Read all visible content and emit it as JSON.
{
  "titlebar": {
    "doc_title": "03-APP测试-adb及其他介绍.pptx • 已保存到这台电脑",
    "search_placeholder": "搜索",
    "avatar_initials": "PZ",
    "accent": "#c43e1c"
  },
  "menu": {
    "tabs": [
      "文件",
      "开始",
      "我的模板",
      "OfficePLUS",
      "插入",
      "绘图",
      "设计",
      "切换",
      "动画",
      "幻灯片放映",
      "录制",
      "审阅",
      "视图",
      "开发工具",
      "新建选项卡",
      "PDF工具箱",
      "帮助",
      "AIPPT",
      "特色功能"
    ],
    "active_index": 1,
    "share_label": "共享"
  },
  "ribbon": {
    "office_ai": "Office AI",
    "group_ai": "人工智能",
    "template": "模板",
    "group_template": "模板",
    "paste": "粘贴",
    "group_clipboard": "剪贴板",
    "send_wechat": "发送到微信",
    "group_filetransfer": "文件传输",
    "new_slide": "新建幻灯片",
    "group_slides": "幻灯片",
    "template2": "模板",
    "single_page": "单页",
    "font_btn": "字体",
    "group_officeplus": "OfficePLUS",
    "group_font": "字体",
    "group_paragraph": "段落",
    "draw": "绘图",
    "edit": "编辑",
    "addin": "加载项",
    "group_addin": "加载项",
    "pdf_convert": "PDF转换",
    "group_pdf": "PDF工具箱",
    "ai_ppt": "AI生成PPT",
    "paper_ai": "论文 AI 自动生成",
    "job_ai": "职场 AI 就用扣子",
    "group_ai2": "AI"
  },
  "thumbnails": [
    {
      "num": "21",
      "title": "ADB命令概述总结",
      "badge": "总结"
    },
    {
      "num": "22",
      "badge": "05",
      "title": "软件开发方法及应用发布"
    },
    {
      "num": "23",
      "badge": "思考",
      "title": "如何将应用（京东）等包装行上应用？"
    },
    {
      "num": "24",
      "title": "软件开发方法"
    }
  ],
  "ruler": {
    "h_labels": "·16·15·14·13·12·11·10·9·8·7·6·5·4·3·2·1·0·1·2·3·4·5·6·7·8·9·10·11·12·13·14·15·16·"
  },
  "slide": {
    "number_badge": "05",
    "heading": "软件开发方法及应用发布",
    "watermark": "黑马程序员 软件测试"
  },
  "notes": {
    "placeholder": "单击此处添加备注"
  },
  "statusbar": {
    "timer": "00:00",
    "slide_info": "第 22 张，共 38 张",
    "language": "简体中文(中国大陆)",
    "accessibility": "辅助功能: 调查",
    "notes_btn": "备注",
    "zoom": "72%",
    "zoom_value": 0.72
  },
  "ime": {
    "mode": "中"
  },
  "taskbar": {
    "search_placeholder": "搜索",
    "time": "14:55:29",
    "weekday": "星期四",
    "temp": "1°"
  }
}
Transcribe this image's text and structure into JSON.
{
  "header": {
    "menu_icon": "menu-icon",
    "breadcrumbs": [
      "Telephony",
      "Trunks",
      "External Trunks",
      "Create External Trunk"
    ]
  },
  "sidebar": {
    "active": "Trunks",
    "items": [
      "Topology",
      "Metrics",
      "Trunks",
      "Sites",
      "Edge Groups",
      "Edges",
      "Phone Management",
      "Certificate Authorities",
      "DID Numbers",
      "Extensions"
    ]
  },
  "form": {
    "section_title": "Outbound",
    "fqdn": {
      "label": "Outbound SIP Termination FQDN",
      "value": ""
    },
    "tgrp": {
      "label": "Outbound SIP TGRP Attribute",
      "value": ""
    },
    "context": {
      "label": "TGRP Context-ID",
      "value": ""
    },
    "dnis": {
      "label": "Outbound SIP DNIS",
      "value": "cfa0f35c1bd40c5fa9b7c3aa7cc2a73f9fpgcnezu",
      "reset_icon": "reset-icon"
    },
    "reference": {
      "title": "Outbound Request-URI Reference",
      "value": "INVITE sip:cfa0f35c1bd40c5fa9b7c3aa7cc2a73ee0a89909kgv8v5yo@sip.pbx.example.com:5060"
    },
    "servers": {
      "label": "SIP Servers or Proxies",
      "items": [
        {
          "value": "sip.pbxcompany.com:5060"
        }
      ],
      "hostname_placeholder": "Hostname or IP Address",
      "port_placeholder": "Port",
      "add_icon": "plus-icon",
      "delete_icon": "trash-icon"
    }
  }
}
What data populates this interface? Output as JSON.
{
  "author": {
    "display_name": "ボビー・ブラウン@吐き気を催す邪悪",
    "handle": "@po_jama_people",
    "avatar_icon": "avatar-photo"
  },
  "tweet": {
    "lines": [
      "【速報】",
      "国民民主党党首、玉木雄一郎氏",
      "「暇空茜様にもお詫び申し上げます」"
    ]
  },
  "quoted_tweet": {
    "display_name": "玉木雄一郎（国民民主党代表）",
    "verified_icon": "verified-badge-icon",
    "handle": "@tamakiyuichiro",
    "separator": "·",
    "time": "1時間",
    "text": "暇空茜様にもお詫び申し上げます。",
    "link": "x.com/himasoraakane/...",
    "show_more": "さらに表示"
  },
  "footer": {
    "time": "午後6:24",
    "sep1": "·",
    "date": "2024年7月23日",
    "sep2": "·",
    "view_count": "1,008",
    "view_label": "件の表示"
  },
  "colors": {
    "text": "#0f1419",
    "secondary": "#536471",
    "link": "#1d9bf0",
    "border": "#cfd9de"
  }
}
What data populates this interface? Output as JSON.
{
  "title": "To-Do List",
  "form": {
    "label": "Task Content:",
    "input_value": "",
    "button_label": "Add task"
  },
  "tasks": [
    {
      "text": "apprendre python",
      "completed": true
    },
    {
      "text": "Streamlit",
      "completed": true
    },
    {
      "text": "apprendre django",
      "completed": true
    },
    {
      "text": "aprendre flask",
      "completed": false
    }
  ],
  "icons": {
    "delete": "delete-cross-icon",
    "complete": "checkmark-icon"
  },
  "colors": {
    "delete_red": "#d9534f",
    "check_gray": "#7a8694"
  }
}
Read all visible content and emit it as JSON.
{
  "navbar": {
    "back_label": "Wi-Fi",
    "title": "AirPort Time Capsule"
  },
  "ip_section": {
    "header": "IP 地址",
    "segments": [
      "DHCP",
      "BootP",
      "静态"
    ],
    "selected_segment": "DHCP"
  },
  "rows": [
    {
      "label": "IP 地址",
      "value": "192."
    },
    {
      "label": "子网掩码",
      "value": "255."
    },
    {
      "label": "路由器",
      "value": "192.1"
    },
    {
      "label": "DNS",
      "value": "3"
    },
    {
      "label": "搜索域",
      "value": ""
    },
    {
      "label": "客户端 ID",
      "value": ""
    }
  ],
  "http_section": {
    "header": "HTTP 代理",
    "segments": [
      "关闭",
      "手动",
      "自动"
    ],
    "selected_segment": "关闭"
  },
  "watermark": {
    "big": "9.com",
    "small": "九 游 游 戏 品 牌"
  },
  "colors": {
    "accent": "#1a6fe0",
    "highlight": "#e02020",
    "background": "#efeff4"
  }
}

### [WHAT YOU ARE ASKED TO DO]
The lines above should be duplicated exactly.

### [ANSWER]
Read all visible content and emit it as JSON.
{
  "titlebar": {
    "doc_title": "03-APP测试-adb及其他介绍.pptx • 已保存到这台电脑",
    "search_placeholder": "搜索",
    "avatar_initials": "PZ",
    "accent": "#c43e1c"
  },
  "menu": {
    "tabs": [
      "文件",
      "开始",
      "我的模板",
      "OfficePLUS",
      "插入",
      "绘图",
      "设计",
      "切换",
      "动画",
      "幻灯片放映",
      "录制",
      "审阅",
      "视图",
      "开发工具",
      "新建选项卡",
      "PDF工具箱",
      "帮助",
      "AIPPT",
      "特色功能"
    ],
    "active_index": 1,
    "share_label": "共享"
  },
  "ribbon": {
    "office_ai": "Office AI",
    "group_ai": "人工智能",
    "template": "模板",
    "group_template": "模板",
    "paste": "粘贴",
    "group_clipboard": "剪贴板",
    "send_wechat": "发送到微信",
    "group_filetransfer": "文件传输",
    "new_slide": "新建幻灯片",
    "group_slides": "幻灯片",
    "template2": "模板",
    "single_page": "单页",
    "font_btn": "字体",
    "group_officeplus": "OfficePLUS",
    "group_font": "字体",
    "group_paragraph": "段落",
    "draw": "绘图",
    "edit": "编辑",
    "addin": "加载项",
    "group_addin": "加载项",
    "pdf_convert": "PDF转换",
    "group_pdf": "PDF工具箱",
    "ai_ppt": "AI生成PPT",
    "paper_ai": "论文 AI 自动生成",
    "job_ai": "职场 AI 就用扣子",
    "group_ai2": "AI"
  },
  "thumbnails": [
    {
      "num": "21",
      "title": "ADB命令概述总结",
      "badge": "总结"
    },
    {
      "num": "22",
      "badge": "05",
      "title": "软件开发方法及应用发布"
    },
    {
      "num": "23",
      "badge": "思考",
      "title": "如何将应用（京东）等包装行上应用？"
    },
    {
      "num": "24",
      "title": "软件开发方法"
    }
  ],
  "ruler": {
    "h_labels": "·16·15·14·13·12·11·10·9·8·7·6·5·4·3·2·1·0·1·2·3·4·5·6·7·8·9·10·11·12·13·14·15·16·"
  },
  "slide": {
    "number_badge": "05",
    "heading": "软件开发方法及应用发布",
    "watermark": "黑马程序员 软件测试"
  },
  "notes": {
    "placeholder": "单击此处添加备注"
  },
  "statusbar": {
    "timer": "00:00",
    "slide_info": "第 22 张，共 38 张",
    "language": "简体中文(中国大陆)",
    "accessibility": "辅助功能: 调查",
    "notes_btn": "备注",
    "zoom": "72%",
    "zoom_value": 0.72
  },
  "ime": {
    "mode": "中"
  },
  "taskbar": {
    "search_placeholder": "搜索",
    "time": "14:55:29",
    "weekday": "星期四",
    "temp": "1°"
  }
}
Transcribe this image's text and structure into JSON.
{
  "header": {
    "menu_icon": "menu-icon",
    "breadcrumbs": [
      "Telephony",
      "Trunks",
      "External Trunks",
      "Create External Trunk"
    ]
  },
  "sidebar": {
    "active": "Trunks",
    "items": [
      "Topology",
      "Metrics",
      "Trunks",
      "Sites",
      "Edge Groups",
      "Edges",
      "Phone Management",
      "Certificate Authorities",
      "DID Numbers",
      "Extensions"
    ]
  },
  "form": {
    "section_title": "Outbound",
    "fqdn": {
      "label": "Outbound SIP Termination FQDN",
      "value": ""
    },
    "tgrp": {
      "label": "Outbound SIP TGRP Attribute",
      "value": ""
    },
    "context": {
      "label": "TGRP Context-ID",
      "value": ""
    },
    "dnis": {
      "label": "Outbound SIP DNIS",
      "value": "cfa0f35c1bd40c5fa9b7c3aa7cc2a73f9fpgcnezu",
      "reset_icon": "reset-icon"
    },
    "reference": {
      "title": "Outbound Request-URI Reference",
      "value": "INVITE sip:cfa0f35c1bd40c5fa9b7c3aa7cc2a73ee0a89909kgv8v5yo@sip.pbx.example.com:5060"
    },
    "servers": {
      "label": "SIP Servers or Proxies",
      "items": [
        {
          "value": "sip.pbxcompany.com:5060"
        }
      ],
      "hostname_placeholder": "Hostname or IP Address",
      "port_placeholder": "Port",
      "add_icon": "plus-icon",
      "delete_icon": "trash-icon"
    }
  }
}
What data populates this interface? Output as JSON.
{
  "author": {
    "display_name": "ボビー・ブラウン@吐き気を催す邪悪",
    "handle": "@po_jama_people",
    "avatar_icon": "avatar-photo"
  },
  "tweet": {
    "lines": [
      "【速報】",
      "国民民主党党首、玉木雄一郎氏",
      "「暇空茜様にもお詫び申し上げます」"
    ]
  },
  "quoted_tweet": {
    "display_name": "玉木雄一郎（国民民主党代表）",
    "verified_icon": "verified-badge-icon",
    "handle": "@tamakiyuichiro",
    "separator": "·",
    "time": "1時間",
    "text": "暇空茜様にもお詫び申し上げます。",
    "link": "x.com/himasoraakane/...",
    "show_more": "さらに表示"
  },
  "footer": {
    "time": "午後6:24",
    "sep1": "·",
    "date": "2024年7月23日",
    "sep2": "·",
    "view_count": "1,008",
    "view_label": "件の表示"
  },
  "colors": {
    "text": "#0f1419",
    "secondary": "#536471",
    "link": "#1d9bf0",
    "border": "#cfd9de"
  }
}
What data populates this interface? Output as JSON.
{
  "title": "To-Do List",
  "form": {
    "label": "Task Content:",
    "input_value": "",
    "button_label": "Add task"
  },
  "tasks": [
    {
      "text": "apprendre python",
      "completed": true
    },
    {
      "text": "Streamlit",
      "completed": true
    },
    {
      "text": "apprendre django",
      "completed": true
    },
    {
      "text": "aprendre flask",
      "completed": false
    }
  ],
  "icons": {
    "delete": "delete-cross-icon",
    "complete": "checkmark-icon"
  },
  "colors": {
    "delete_red": "#d9534f",
    "check_gray": "#7a8694"
  }
}
Read all visible content and emit it as JSON.
{
  "navbar": {
    "back_label": "Wi-Fi",
    "title": "AirPort Time Capsule"
  },
  "ip_section": {
    "header": "IP 地址",
    "segments": [
      "DHCP",
      "BootP",
      "静态"
    ],
    "selected_segment": "DHCP"
  },
  "rows": [
    {
      "label": "IP 地址",
      "value": "192."
    },
    {
      "label": "子网掩码",
      "value": "255."
    },
    {
      "label": "路由器",
      "value": "192.1"
    },
    {
      "label": "DNS",
      "value": "3"
    },
    {
      "label": "搜索域",
      "value": ""
    },
    {
      "label": "客户端 ID",
      "value": ""
    }
  ],
  "http_section": {
    "header": "HTTP 代理",
    "segments": [
      "关闭",
      "手动",
      "自动"
    ],
    "selected_segment": "关闭"
  },
  "watermark": {
    "big": "9.com",
    "small": "九 游 游 戏 品 牌"
  },
  "colors": {
    "accent": "#1a6fe0",
    "highlight": "#e02020",
    "background": "#efeff4"
  }
}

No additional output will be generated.